*What is required*. Reproduce the data in its entirety, exactly as supplied.

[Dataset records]
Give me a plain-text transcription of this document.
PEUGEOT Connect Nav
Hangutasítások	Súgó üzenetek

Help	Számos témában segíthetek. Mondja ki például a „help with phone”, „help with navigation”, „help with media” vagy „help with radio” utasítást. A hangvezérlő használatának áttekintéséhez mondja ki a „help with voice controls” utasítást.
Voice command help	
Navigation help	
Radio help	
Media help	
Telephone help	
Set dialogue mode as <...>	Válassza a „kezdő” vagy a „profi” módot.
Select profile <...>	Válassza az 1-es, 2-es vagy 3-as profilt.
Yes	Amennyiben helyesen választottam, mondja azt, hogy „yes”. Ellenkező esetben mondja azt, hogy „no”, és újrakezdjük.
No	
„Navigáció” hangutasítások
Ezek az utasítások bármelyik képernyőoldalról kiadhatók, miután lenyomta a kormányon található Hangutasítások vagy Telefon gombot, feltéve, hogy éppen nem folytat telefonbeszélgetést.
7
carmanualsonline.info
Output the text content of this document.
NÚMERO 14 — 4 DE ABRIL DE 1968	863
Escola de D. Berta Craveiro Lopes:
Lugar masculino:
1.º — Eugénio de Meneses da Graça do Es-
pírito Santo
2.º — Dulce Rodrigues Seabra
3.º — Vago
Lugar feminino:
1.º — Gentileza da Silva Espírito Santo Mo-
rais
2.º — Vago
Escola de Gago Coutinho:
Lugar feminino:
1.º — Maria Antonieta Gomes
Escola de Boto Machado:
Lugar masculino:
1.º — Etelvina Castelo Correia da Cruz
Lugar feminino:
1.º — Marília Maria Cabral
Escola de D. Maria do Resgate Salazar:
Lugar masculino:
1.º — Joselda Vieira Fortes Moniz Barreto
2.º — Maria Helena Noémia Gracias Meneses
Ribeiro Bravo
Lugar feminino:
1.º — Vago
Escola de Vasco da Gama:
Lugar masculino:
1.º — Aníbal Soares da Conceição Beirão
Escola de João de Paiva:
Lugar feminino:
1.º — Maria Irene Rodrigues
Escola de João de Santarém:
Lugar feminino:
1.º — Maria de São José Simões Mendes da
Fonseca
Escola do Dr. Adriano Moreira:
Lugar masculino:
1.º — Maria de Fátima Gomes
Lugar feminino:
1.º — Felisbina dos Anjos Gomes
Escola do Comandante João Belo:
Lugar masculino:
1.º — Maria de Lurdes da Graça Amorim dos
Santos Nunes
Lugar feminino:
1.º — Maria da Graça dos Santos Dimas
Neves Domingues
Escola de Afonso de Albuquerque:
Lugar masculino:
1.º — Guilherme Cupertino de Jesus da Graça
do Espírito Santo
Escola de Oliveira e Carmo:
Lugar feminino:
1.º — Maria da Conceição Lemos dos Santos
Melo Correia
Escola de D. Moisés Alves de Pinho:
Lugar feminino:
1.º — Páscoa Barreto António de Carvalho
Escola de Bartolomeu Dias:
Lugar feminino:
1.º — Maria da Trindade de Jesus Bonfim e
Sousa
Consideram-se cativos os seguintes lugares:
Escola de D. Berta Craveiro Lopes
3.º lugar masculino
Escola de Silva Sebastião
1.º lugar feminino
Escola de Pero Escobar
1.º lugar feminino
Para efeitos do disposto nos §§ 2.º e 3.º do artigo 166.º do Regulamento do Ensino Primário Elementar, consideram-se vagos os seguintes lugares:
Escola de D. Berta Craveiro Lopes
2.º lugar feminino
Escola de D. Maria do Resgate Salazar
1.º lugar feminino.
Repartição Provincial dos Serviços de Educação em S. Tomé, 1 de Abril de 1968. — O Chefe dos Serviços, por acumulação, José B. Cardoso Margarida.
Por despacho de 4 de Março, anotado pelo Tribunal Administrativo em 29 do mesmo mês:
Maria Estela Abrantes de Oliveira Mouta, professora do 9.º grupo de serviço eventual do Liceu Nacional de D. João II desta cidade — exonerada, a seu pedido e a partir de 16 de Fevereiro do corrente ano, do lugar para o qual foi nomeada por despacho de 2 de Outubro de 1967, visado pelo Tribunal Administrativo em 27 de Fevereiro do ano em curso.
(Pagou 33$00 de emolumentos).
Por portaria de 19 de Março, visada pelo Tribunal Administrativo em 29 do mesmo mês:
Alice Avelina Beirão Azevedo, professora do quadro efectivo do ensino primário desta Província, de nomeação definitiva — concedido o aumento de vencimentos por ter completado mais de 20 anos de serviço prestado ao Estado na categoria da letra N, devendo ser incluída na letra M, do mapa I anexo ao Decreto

*Expected answer*.
Give me a plain-text transcription of this document.
PEUGEOT Connect Nav
Hangutasítások	Súgó üzenetek

Help	Számos témában segíthetek. Mondja ki például a „help with phone”, „help with navigation”, „help with media” vagy „help with radio” utasítást. A hangvezérlő használatának áttekintéséhez mondja ki a „help with voice controls” utasítást.
Voice command help	
Navigation help	
Radio help	
Media help	
Telephone help	
Set dialogue mode as <...>	Válassza a „kezdő” vagy a „profi” módot.
Select profile <...>	Válassza az 1-es, 2-es vagy 3-as profilt.
Yes	Amennyiben helyesen választottam, mondja azt, hogy „yes”. Ellenkező esetben mondja azt, hogy „no”, és újrakezdjük.
No	
„Navigáció” hangutasítások
Ezek az utasítások bármelyik képernyőoldalról kiadhatók, miután lenyomta a kormányon található Hangutasítások vagy Telefon gombot, feltéve, hogy éppen nem folytat telefonbeszélgetést.
7
carmanualsonline.info
Output the text content of this document.
NÚMERO 14 — 4 DE ABRIL DE 1968	863
Escola de D. Berta Craveiro Lopes:
Lugar masculino:
1.º — Eugénio de Meneses da Graça do Es-
pírito Santo
2.º — Dulce Rodrigues Seabra
3.º — Vago
Lugar feminino:
1.º — Gentileza da Silva Espírito Santo Mo-
rais
2.º — Vago
Escola de Gago Coutinho:
Lugar feminino:
1.º — Maria Antonieta Gomes
Escola de Boto Machado:
Lugar masculino:
1.º — Etelvina Castelo Correia da Cruz
Lugar feminino:
1.º — Marília Maria Cabral
Escola de D. Maria do Resgate Salazar:
Lugar masculino:
1.º — Joselda Vieira Fortes Moniz Barreto
2.º — Maria Helena Noémia Gracias Meneses
Ribeiro Bravo
Lugar feminino:
1.º — Vago
Escola de Vasco da Gama:
Lugar masculino:
1.º — Aníbal Soares da Conceição Beirão
Escola de João de Paiva:
Lugar feminino:
1.º — Maria Irene Rodrigues
Escola de João de Santarém:
Lugar feminino:
1.º — Maria de São José Simões Mendes da
Fonseca
Escola do Dr. Adriano Moreira:
Lugar masculino:
1.º — Maria de Fátima Gomes
Lugar feminino:
1.º — Felisbina dos Anjos Gomes
Escola do Comandante João Belo:
Lugar masculino:
1.º — Maria de Lurdes da Graça Amorim dos
Santos Nunes
Lugar feminino:
1.º — Maria da Graça dos Santos Dimas
Neves Domingues
Escola de Afonso de Albuquerque:
Lugar masculino:
1.º — Guilherme Cupertino de Jesus da Graça
do Espírito Santo
Escola de Oliveira e Carmo:
Lugar feminino:
1.º — Maria da Conceição Lemos dos Santos
Melo Correia
Escola de D. Moisés Alves de Pinho:
Lugar feminino:
1.º — Páscoa Barreto António de Carvalho
Escola de Bartolomeu Dias:
Lugar feminino:
1.º — Maria da Trindade de Jesus Bonfim e
Sousa
Consideram-se cativos os seguintes lugares:
Escola de D. Berta Craveiro Lopes
3.º lugar masculino
Escola de Silva Sebastião
1.º lugar feminino
Escola de Pero Escobar
1.º lugar feminino
Para efeitos do disposto nos §§ 2.º e 3.º do artigo 166.º do Regulamento do Ensino Primário Elementar, consideram-se vagos os seguintes lugares:
Escola de D. Berta Craveiro Lopes
2.º lugar feminino
Escola de D. Maria do Resgate Salazar
1.º lugar feminino.
Repartição Provincial dos Serviços de Educação em S. Tomé, 1 de Abril de 1968. — O Chefe dos Serviços, por acumulação, José B. Cardoso Margarida.
Por despacho de 4 de Março, anotado pelo Tribunal Administrativo em 29 do mesmo mês:
Maria Estela Abrantes de Oliveira Mouta, professora do 9.º grupo de serviço eventual do Liceu Nacional de D. João II desta cidade — exonerada, a seu pedido e a partir de 16 de Fevereiro do corrente ano, do lugar para o qual foi nomeada por despacho de 2 de Outubro de 1967, visado pelo Tribunal Administrativo em 27 de Fevereiro do ano em curso.
(Pagou 33$00 de emolumentos).
Por portaria de 19 de Março, visada pelo Tribunal Administrativo em 29 do mesmo mês:
Alice Avelina Beirão Azevedo, professora do quadro efectivo do ensino primário desta Província, de nomeação definitiva — concedido o aumento de vencimentos por ter completado mais de 20 anos de serviço prestado ao Estado na categoria da letra N, devendo ser incluída na letra M, do mapa I anexo ao Decreto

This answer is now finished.